### [Given exercise]
Locate each line with the string "this" in the listing below and copy it.
####
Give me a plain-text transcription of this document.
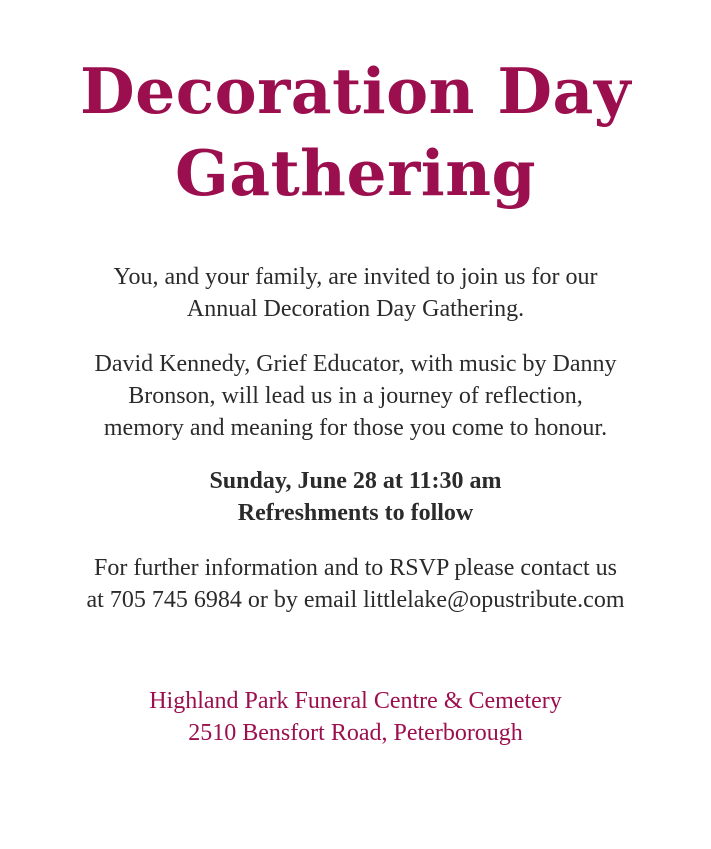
Decoration Day
Gathering

You, and your family, are invited to join us for our
Annual Decoration Day Gathering.

David Kennedy, Grief Educator, with music by Danny
Bronson, will lead us in a journey of reflection,
memory and meaning for those you come to honour.

Sunday, June 28 at 11:30 am
Refreshments to follow

For further information and to RSVP please contact us
at 705 745 6984 or by email littlelake@opustribute.com

Highland Park Funeral Centre & Cemetery
2510 Bensfort Road, Peterborough
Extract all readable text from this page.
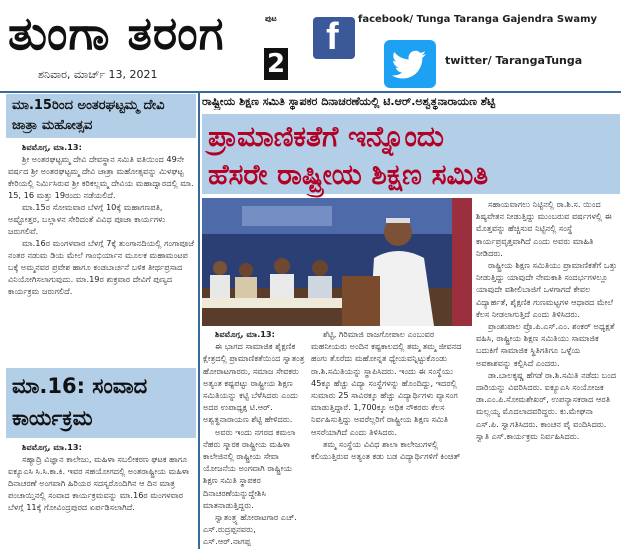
ತುಂಗಾ ತರಂಗ	ಪುಟ
2
ಶನಿವಾರ, ಮಾರ್ಚ್ 13, 2021
f facebook/ Tunga Taranga Gajendra Swamy
twitter/ TarangaTunga
ಮಾ.15ರಿಂದ ಅಂತರಘಟ್ಟಮ್ಮ ದೇವಿ ಜಾತ್ರಾ ಮಹೋತ್ಸವ

ಶಿವಮೊಗ್ಗ, ಮಾ.13:

ಶ್ರೀ ಅಂತರಘಟ್ಟಮ್ಮ ದೇವಿ ದೇವಸ್ಥಾನ ಸಮಿತಿ ವತಿಯಿಂದ 49ನೇ ವರ್ಷದ ಶ್ರೀ ಅಂತರಘಟ್ಟಮ್ಮ ದೇವಿ ಜಾತ್ರಾ ಮಹೋತ್ಸವನ್ನು ಮಿಳಘಟ್ಟ ಕೇರಿಯಲ್ಲಿ ನಿರ್ಮಿಸಿರುವ ಶ್ರೀ ಕರಿಕಲ್ಲಮ್ಮ ದೇವಿಯ ಮಹಾದ್ವಾರದಲ್ಲಿ ಮಾ. 15, 16 ಮತ್ತು 19ರಂದು ನಡೆಯಲಿದೆ.

ಮಾ.15ರ ಸೋಮವಾರ ಬೆಳಗ್ಗೆ 10ಕ್ಕೆ ಮಹಾಗಣಪತಿ, ಅಷ್ಟೋತ್ತರ, ಬಲ್ಲಾಳನ ಸೇರಿದಂತೆ ವಿವಿಧ ಪೂಜಾ ಕಾರ್ಯಗಳು ಜರುಗಲಿವೆ.

ಮಾ.16ರ ಮಂಗಳವಾರ ಬೆಳಗ್ಗೆ 7ಕ್ಕೆ ತುಂಗಾನದಿಯಲ್ಲಿ ಗಂಗಾಪೂಜೆ ನಂತರ ನಡುಮ ಡಿಯ ಮೇಲೆ ಗಾಂಭಿರ್ಯಾನ ಮೂಲಕ ಮಹಾಮಂಟಪ ಬಕ್ಕೆ ಅಮ್ಮನವರ ಪ್ರವೇಶ ಹಾಗೂ ಕಂಡಬಾರ್ಚನೆ ಬಳಿಕ ತೀರ್ಥಪ್ರಸಾದ ವಿನಿಯೋಗಿಸಲಾಗುವುದು. ಮಾ.19ರ ಶುಕ್ರವಾರ ದೇವಿಗೆ ಪುಣ್ಯದ ಕಾರ್ಯಕ್ರಮ ಜರುಗಲಿದೆ.

ಮಾ.16: ಸಂವಾದ ಕಾರ್ಯಕ್ರಮ

ಶಿವಮೊಗ್ಗ, ಮಾ.13:

ಸಹ್ಯಾದ್ರಿ ವಿಜ್ಞಾನ ಕಾಲೇಜು, ಮಹಿಳಾ ಸಬಲೀಕರಣ ಘಟಕ ಹಾಗೂ ಐಕ್ಯೂಎಸಿ ಸಿ.ಸಿ.ಕಾ.ಕಿ. ಇವರ ಸಹಯೋಗದಲ್ಲಿ ಅಂತರಾಷ್ಟ್ರೀಯ ಮಹಿಳಾ ದಿನಾಚರಣೆ ಅಂಗವಾಗಿ ಹಿರಿಯರ ಸದಸ್ಯರೊಂದಿಗಿನ ಆ ದಿನ ಮಾತ್ರ ಪಂಚಾಯ್ತಿನಲ್ಲಿ ಸಂವಾದ ಕಾರ್ಯಕ್ರಮವನ್ನು ಮಾ.16ರ ಮಂಗಳವಾರ ಬೆಳಗ್ಗೆ 11ಕ್ಕೆ ಗೋವಿಂದ್ರಪುರದ ಏರ್ಪಡಿಸಲಾಗಿದೆ.

ರಾಷ್ಟ್ರೀಯ ಶಿಕ್ಷಣ ಸಮಿತಿ ಸ್ಥಾಪಕರ ದಿನಾಚರಣೆಯಲ್ಲಿ ಟಿ.ಆರ್.ಅಶ್ವತ್ಥನಾರಾಯಣ ಶೆಟ್ಟಿ
ಪ್ರಾಮಾಣಿಕತೆಗೆ ಇನ್ನೊಂದು
ಹೆಸರೇ ರಾಷ್ಟ್ರೀಯ ಶಿಕ್ಷಣ ಸಮಿತಿ

ಶಿವಮೊಗ್ಗ, ಮಾ.13:

ಈ ಭಾಗದ ಸಾಮಾಜಿಕ ಶೈಕ್ಷಣಿಕ ಕ್ಷೇತ್ರದಲ್ಲಿ ಪ್ರಾಮಾಣಿಕತೆಯಿಂದ ಸ್ವಾತಂತ್ರ ಹೋರಾಟಗಾರರು, ಸಮಾಜ ಸೇವಕರು ಅತ್ಯಂತ ಕಷ್ಟಪಟ್ಟು ರಾಷ್ಟ್ರೀಯ ಶಿಕ್ಷಣ ಸಮಿತಿಯನ್ನು ಕಟ್ಟಿ ಬೆಳೆಸಿದರು ಎಂದು ಅದರ ಉಪಾಧ್ಯಕ್ಷ ಟಿ.ಆರ್. ಅಶ್ವತ್ಥನಾರಾಯಣ ಶೆಟ್ಟಿ ಹೇಳಿದರು.

ಅವರು ಇಂದು ನಗರದ ಕಮಲಾ ನೆಹರು ಸ್ಮಾರಕ ರಾಷ್ಟ್ರೀಯ ಮಹಿಳಾ ಕಾಲೇಜಿನಲ್ಲಿ ರಾಷ್ಟ್ರೀಯ ಸೇವಾ ಯೋಜನೆಯ ಅಂಗವಾಗಿ ರಾಷ್ಟ್ರೀಯ ಶಿಕ್ಷಣ ಸಮಿತಿ ಸ್ಥಾಪಕರ ದಿನಾಚರಣೆಯನ್ನುದ್ದೇಶಿಸಿ ಮಾತನಾಡುತ್ತಿದ್ದರು.

ಸ್ವಾತಂತ್ರ್ಯ ಹೋರಾಟಗಾರ ಎಚ್. ಎಸ್.ರುದ್ರಪ್ಪನವರು, ಎಸ್.ಆರ್.ನಾಗಪ್ಪ

ಶೆಟ್ಟಿ, ಗಿರಿಮಾಜಿ ರಾಜಗೋಪಾಲ ಎಂಬುವರ ಮಹನೀಯರು ಅಂದಿನ ಕಷ್ಟಕಾಲದಲ್ಲಿ ತಮ್ಮ ತಮ್ಮ ಜೀವನದ ಹಂಗು ತೊರೆದು ಮಹೋನ್ನತ ಧ್ಯೇಯವನ್ನಿಟ್ಟುಕೊಂಡು ರಾ.ಶಿ.ಸಮಿತಿಯನ್ನು ಸ್ಥಾಪಿಸಿದರು. ಇಂದು ಈ ಸಂಸ್ಥೆಯು 45ಕ್ಕೂ ಹೆಚ್ಚು ವಿದ್ಯಾ ಸಂಸ್ಥೆಗಳನ್ನು ಹೊಂದಿದ್ದು, ಇದರಲ್ಲಿ ಸುಮಾರು 25 ಸಾವಿರಕ್ಕೂ ಹೆಚ್ಚು ವಿದ್ಯಾರ್ಥಿಗಳು ವ್ಯಾಸಂಗ ಮಾಡುತ್ತಿದ್ದಾರೆ. 1,700ಕ್ಕೂ ಅಧಿಕ ನೌಕರರು ಕೆಲಸ ನಿರ್ವಹಿಸುತ್ತಿದ್ದು ಅವರೆಲ್ಲರಿಗೆ ರಾಷ್ಟ್ರೀಯ ಶಿಕ್ಷಣ ಸಮಿತಿ ಆಸರೆಯಾಗಿದೆ ಎಂದು ತಿಳಿಸಿದರು.

ತಮ್ಮ ಸಂಸ್ಥೆಯ ವಿವಿಧ ಶಾಲಾ ಕಾಲೇಜುಗಳಲ್ಲಿ ಕಲಿಯುತ್ತಿರುವ ಅತ್ಯಂತ ಕಡು ಬಡ ವಿದ್ಯಾರ್ಥಿಗಳಿಗೆ ಕಿಂಚಿತ್

ಸಹಾಯವಾಗಲು ನಿಟ್ಟಿನಲ್ಲಿ ರಾ.ಶಿ.ಸ. ಯಿಂದ ಶಿಷ್ಯವೇತನ ನೀಡುತ್ತಿದ್ದು ಮುಂಬರುವ ವರ್ಷಗಳಲ್ಲಿ ಈ ಮೊತ್ತವನ್ನು ಹೆಚ್ಚಿಸುವ ನಿಟ್ಟಿನಲ್ಲಿ ಸಂಸ್ಥೆ ಕಾರ್ಯಪ್ರವೃತ್ತವಾಗಿದೆ ಎಂದು ಅವರು ಮಾಹಿತಿ ನೀಡಿದರು.

ರಾಷ್ಟ್ರೀಯ ಶಿಕ್ಷಣ ಸಮಿತಿಯು ಪ್ರಾಮಾಣಿಕತೆಗೆ ಒತ್ತು ನೀಡುತ್ತಿದ್ದು ಯಾವುದೇ ನೇಮಕಾತಿ ಸಂದರ್ಭಗಳಲ್ಲೂ ಯಾವುದೇ ವಶೀಲಿಬಾಜಿಗೆ ಒಳಗಾಗದೆ ಕೇವಲ ವಿದ್ಯಾರ್ಹತೆ, ಶೈಕ್ಷಣಿಕ ಗುಣಮಟ್ಟಗಳ ಆಧಾರದ ಮೇಲೆ ಕೆಲಸ ನೀಡಲಾಗುತ್ತಿದೆ ಎಂದು ತಿಳಿಸಿದರು.

ಪ್ರಾಂಶುಪಾಲ ಪ್ರೊ.ಪಿ.ಎಸ್.ಎಂ. ಶಂಕರ್ ಅಧ್ಯಕ್ಷತೆ ವಹಿಸಿ, ರಾಷ್ಟ್ರೀಯ ಶಿಕ್ಷಣ ಸಮಿತಿಯು ಸಾಮಾಜಿಕ ಬದುಕಿಗೆ ಸಾಮಾಜಿಕ ಸ್ಥಿತಿಗತಿಗೂ ಒಳ್ಳೆಯ ಅವಕಾಶವನ್ನು ಕಲ್ಪಿಸಿದೆ ಎಂದರು.

ಡಾ.ಬಾಲಕೃಷ್ಣ ಹೆಗಡೆ ರಾ.ಶಿ.ಸಮಿತಿ ನಡೆದು ಬಂದ ದಾರಿಯನ್ನು ವಿವರಿಸಿದರು. ಐಕ್ಯೂಎಸಿ ಸಂಯೋಜಕ ಡಾ.ಎಂ.ಪಿ.ಸೋಮಶೇಖರ್, ಉಪನ್ಯಾಸಕರಾದ ಆರತಿ ಮಲ್ಲಯ್ಯ ಮೊದಲಾದವರಿದ್ದರು. ಕು.ಮೇಘನಾ ಎಸ್.ಪಿ. ಸ್ವಾಗತಿಸಿದರು. ಕಾಂಚನ ಪೈ ವಂದಿಸಿದರು. ಸ್ವಾತಿ ಎಸ್.ಕಾರ್ಯಕ್ರಮ ನಿರ್ವಹಿಸಿದರು.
####
### [Exercise answer]
Give me a plain-text transcription of this document.
Extract all readable text from this page.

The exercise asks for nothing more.